▶ **WHAT IS ASKED**
Which lines hold the word "Report"? Copy each of them.

Stored entries:
>> BEGIN

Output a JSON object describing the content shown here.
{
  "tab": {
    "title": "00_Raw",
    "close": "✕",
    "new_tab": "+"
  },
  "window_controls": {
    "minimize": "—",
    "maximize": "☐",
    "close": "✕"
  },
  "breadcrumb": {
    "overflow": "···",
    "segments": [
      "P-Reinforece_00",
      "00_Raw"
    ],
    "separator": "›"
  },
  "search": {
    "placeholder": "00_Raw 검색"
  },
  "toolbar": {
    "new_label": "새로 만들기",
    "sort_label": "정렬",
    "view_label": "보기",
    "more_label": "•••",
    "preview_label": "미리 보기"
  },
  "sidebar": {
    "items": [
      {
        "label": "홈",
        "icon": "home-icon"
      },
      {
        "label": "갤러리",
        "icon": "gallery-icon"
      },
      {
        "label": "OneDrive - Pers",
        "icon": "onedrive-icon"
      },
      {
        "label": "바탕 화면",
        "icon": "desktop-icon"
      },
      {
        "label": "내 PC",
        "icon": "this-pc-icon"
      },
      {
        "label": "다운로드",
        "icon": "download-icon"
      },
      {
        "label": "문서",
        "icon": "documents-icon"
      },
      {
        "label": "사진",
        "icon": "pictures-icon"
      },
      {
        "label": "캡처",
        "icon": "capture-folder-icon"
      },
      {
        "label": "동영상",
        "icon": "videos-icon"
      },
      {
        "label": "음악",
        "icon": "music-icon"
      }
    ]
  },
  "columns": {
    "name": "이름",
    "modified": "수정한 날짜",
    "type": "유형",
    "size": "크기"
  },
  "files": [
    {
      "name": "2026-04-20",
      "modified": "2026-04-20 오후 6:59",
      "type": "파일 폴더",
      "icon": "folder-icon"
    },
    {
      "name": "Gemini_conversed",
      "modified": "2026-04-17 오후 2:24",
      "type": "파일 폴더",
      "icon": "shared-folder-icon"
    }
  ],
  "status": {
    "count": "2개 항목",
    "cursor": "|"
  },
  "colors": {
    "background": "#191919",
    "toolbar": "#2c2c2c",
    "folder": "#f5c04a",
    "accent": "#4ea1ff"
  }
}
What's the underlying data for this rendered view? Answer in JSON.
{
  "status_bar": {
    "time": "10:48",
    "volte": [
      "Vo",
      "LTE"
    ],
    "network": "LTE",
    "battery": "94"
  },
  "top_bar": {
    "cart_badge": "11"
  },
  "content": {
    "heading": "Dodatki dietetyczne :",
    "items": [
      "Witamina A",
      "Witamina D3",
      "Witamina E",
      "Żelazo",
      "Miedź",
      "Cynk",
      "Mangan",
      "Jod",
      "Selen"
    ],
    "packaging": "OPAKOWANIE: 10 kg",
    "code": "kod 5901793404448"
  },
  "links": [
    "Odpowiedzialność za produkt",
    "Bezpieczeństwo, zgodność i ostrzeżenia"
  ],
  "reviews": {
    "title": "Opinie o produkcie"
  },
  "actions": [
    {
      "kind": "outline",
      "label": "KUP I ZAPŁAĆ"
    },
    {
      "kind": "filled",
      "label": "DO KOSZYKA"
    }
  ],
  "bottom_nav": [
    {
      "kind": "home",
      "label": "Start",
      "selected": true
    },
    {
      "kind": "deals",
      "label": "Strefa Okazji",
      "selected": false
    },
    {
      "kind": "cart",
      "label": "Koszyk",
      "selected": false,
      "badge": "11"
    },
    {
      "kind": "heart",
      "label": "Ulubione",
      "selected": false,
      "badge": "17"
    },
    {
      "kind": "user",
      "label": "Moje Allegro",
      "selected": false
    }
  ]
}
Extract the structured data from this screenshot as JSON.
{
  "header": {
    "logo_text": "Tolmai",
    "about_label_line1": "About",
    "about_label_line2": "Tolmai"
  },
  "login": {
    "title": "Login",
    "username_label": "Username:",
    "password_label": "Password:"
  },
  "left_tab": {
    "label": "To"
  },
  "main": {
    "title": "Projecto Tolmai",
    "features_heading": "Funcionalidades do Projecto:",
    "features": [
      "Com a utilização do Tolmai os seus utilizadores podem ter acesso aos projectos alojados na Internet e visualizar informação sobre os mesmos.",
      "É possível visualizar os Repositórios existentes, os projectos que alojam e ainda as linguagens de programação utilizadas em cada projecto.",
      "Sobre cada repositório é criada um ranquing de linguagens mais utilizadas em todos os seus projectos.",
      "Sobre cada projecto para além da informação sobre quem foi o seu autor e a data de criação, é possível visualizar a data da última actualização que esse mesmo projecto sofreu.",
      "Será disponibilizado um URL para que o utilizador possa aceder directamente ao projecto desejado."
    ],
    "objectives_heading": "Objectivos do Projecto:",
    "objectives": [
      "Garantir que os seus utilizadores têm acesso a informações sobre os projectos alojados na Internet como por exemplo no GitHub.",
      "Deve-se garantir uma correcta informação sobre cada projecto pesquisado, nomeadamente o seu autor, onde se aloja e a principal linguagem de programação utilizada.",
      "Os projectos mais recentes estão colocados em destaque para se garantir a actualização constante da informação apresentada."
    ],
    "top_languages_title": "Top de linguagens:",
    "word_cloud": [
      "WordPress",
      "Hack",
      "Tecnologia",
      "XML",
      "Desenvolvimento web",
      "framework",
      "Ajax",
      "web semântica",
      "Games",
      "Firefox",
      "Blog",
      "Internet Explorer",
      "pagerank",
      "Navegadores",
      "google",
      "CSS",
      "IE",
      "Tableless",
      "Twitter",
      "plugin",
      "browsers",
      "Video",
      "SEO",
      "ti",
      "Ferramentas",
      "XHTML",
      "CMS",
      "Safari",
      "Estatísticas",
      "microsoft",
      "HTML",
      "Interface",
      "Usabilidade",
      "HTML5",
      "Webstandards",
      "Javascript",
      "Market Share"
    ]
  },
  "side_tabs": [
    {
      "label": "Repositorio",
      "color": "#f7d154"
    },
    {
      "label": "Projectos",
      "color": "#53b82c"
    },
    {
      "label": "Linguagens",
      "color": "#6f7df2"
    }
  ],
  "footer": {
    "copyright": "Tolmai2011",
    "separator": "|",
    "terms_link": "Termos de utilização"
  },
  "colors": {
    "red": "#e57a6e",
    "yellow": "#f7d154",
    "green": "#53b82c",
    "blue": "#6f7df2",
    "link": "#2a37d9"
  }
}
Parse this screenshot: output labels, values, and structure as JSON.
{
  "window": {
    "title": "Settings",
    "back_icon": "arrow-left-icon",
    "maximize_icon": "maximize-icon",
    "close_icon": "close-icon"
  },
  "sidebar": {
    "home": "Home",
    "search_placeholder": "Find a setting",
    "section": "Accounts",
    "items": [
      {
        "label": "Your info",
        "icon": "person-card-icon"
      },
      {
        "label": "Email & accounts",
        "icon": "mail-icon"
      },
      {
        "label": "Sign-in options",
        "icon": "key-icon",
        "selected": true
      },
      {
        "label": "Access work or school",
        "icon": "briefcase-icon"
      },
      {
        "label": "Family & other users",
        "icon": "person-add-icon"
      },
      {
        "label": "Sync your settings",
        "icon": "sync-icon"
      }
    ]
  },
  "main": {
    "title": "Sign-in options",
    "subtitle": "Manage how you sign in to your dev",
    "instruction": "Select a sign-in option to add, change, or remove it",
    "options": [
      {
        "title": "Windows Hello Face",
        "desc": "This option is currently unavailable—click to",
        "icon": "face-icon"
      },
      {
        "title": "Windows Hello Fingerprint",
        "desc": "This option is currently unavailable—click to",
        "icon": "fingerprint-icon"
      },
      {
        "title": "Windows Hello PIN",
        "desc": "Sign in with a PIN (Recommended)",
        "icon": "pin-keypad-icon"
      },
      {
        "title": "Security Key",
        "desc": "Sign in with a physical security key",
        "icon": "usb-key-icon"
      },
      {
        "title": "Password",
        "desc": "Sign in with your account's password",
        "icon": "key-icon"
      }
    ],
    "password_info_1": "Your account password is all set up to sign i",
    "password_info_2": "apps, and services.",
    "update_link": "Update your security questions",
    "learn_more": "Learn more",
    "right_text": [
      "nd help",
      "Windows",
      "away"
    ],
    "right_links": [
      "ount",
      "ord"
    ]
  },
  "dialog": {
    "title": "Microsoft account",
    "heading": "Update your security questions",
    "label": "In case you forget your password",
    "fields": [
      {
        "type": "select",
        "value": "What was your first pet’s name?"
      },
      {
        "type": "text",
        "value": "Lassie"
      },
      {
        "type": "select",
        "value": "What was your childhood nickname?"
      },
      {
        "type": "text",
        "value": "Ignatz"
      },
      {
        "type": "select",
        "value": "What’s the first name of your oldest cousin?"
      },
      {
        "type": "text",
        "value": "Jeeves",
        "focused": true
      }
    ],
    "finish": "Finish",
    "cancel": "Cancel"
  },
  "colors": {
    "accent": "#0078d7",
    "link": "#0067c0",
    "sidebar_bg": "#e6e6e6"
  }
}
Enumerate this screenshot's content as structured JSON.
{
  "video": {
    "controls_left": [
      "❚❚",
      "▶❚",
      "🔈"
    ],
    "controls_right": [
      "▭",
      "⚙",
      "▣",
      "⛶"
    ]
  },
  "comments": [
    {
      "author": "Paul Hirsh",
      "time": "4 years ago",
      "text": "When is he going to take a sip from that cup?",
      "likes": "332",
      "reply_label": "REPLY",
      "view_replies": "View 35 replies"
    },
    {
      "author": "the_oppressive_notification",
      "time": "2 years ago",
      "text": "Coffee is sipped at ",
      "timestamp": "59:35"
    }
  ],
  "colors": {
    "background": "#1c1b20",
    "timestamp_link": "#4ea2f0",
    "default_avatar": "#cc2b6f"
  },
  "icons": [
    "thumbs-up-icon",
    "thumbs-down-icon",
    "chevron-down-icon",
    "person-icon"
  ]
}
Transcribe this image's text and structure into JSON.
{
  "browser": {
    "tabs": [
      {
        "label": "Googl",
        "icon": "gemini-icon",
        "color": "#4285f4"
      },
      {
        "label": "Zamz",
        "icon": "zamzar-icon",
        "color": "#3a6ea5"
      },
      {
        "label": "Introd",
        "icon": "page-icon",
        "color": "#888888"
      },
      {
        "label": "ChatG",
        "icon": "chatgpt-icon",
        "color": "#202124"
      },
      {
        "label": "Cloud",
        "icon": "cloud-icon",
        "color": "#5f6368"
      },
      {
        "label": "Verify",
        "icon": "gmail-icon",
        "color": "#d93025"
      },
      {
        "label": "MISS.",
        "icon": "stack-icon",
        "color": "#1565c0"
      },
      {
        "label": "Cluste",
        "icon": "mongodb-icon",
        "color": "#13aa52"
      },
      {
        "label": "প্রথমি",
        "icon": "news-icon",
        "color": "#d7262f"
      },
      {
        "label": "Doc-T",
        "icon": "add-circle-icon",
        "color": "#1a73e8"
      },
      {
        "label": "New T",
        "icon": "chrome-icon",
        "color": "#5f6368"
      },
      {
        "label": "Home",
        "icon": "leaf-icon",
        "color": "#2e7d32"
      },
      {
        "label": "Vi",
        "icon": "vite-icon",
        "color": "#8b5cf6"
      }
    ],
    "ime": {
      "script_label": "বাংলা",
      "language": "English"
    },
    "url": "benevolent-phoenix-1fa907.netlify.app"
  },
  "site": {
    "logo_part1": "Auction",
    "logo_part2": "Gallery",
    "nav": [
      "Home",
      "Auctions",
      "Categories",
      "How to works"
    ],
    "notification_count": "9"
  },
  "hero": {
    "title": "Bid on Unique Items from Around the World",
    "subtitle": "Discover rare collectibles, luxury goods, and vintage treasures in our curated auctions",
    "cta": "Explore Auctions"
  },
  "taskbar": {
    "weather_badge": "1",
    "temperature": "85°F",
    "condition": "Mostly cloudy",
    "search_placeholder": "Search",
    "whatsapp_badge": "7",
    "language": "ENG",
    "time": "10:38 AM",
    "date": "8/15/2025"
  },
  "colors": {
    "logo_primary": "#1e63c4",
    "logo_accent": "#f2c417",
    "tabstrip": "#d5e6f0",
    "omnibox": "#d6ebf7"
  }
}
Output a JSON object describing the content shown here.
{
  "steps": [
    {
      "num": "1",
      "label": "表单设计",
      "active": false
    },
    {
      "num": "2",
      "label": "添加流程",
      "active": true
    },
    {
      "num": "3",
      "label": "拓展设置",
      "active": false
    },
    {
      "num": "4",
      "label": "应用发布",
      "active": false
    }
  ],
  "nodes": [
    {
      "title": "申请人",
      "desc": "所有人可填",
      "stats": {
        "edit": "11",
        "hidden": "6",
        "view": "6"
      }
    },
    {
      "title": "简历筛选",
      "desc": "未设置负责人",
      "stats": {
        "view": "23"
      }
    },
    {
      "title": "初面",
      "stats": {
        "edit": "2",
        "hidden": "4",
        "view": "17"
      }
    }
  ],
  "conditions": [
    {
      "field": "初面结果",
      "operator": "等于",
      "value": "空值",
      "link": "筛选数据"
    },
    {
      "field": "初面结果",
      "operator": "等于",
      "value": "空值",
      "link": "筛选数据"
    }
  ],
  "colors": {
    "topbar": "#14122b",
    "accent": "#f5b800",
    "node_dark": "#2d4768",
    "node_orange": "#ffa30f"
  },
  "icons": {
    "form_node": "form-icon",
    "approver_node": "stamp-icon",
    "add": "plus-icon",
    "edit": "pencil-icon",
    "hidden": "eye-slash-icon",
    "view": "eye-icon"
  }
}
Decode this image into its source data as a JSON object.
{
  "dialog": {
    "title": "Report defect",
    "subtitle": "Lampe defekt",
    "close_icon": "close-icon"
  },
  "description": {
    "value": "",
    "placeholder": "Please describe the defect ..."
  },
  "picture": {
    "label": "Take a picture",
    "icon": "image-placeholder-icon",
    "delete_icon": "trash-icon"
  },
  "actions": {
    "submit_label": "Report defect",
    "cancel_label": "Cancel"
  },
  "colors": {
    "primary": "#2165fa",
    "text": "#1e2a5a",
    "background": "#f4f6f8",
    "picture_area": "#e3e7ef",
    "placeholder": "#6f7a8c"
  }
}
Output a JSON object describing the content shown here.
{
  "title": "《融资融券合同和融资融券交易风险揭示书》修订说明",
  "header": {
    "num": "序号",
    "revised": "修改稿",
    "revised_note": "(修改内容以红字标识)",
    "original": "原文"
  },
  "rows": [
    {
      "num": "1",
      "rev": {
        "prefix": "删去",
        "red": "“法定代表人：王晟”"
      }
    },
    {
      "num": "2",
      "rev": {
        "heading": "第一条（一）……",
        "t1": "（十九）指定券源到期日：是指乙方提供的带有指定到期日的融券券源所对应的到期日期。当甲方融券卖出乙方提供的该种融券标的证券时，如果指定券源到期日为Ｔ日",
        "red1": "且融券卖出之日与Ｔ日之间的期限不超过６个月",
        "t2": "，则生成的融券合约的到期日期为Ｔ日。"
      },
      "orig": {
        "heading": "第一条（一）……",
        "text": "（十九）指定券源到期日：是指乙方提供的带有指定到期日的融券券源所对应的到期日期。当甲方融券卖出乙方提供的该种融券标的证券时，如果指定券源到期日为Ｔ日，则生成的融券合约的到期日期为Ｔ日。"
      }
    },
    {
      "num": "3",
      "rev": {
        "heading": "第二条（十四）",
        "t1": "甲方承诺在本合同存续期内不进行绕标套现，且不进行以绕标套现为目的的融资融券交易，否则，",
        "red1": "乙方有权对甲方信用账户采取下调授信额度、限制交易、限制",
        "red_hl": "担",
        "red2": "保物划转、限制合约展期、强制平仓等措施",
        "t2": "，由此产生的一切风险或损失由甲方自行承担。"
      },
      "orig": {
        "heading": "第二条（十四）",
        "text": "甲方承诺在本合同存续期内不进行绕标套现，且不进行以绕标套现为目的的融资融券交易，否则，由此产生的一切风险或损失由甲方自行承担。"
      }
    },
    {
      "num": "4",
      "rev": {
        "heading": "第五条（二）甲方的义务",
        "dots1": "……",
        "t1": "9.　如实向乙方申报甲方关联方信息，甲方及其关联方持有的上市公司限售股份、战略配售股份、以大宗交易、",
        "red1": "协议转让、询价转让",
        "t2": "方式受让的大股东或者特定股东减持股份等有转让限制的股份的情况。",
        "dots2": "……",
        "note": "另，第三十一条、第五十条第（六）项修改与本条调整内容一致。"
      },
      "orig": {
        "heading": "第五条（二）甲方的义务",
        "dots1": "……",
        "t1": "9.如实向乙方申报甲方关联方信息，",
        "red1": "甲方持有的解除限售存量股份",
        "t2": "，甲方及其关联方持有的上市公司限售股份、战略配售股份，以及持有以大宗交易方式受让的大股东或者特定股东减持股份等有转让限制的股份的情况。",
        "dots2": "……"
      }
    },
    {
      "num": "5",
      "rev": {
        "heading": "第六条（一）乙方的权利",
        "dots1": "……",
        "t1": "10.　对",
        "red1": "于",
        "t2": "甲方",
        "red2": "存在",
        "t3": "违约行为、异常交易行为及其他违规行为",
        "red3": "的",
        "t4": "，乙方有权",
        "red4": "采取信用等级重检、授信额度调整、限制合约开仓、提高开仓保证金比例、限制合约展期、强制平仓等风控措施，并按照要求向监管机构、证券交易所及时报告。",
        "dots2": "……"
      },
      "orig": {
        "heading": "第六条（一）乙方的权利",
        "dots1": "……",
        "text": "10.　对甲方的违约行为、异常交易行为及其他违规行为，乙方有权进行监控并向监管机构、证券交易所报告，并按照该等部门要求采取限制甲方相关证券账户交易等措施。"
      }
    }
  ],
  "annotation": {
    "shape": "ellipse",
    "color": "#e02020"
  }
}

>> END

▶ **PROBLEM SOLUTION**
    "title": "Report defect",
    "submit_label": "Report defect",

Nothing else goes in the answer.